[Provided material start]

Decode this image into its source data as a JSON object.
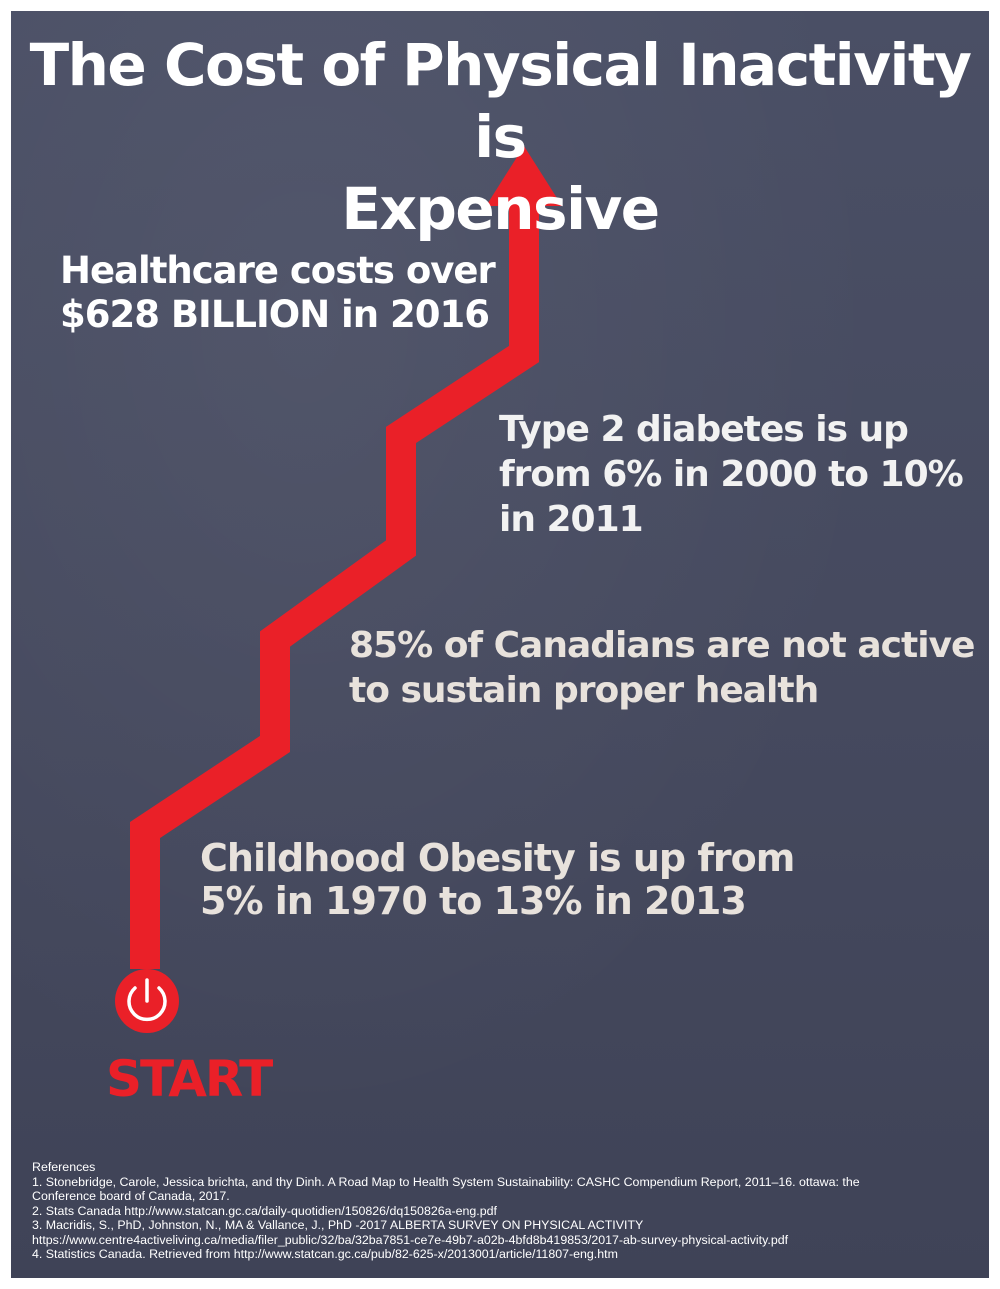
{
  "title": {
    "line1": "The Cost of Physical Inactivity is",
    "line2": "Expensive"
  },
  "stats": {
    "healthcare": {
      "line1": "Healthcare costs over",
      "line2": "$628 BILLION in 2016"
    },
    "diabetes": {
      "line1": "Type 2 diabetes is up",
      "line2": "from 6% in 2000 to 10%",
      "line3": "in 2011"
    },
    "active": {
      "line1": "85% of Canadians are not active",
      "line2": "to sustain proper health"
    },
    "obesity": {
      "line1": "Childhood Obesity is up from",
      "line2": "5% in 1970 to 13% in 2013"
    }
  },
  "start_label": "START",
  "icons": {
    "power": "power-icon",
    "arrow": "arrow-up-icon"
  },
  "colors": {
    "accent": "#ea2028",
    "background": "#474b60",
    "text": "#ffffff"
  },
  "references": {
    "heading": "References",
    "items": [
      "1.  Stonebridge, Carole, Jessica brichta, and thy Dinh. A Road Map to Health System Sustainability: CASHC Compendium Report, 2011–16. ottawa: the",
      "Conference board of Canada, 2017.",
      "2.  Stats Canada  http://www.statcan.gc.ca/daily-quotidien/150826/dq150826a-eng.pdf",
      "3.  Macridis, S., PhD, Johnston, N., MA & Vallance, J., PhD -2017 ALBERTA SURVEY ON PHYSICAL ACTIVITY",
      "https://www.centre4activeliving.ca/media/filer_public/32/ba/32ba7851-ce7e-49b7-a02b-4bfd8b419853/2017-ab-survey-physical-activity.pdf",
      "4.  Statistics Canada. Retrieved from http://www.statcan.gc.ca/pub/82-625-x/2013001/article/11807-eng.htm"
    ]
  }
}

[Provided material end]

#### [Directions]
Gather each line in the data that holds the string "from".

#### [Task response]
      "line2": "from 6% in 2000 to 10%",
      "line1": "Childhood Obesity is up from",
      "4.  Statistics Canada. Retrieved from http://www.statcan.gc.ca/pub/82-625-x/2013001/article/11807-eng.htm"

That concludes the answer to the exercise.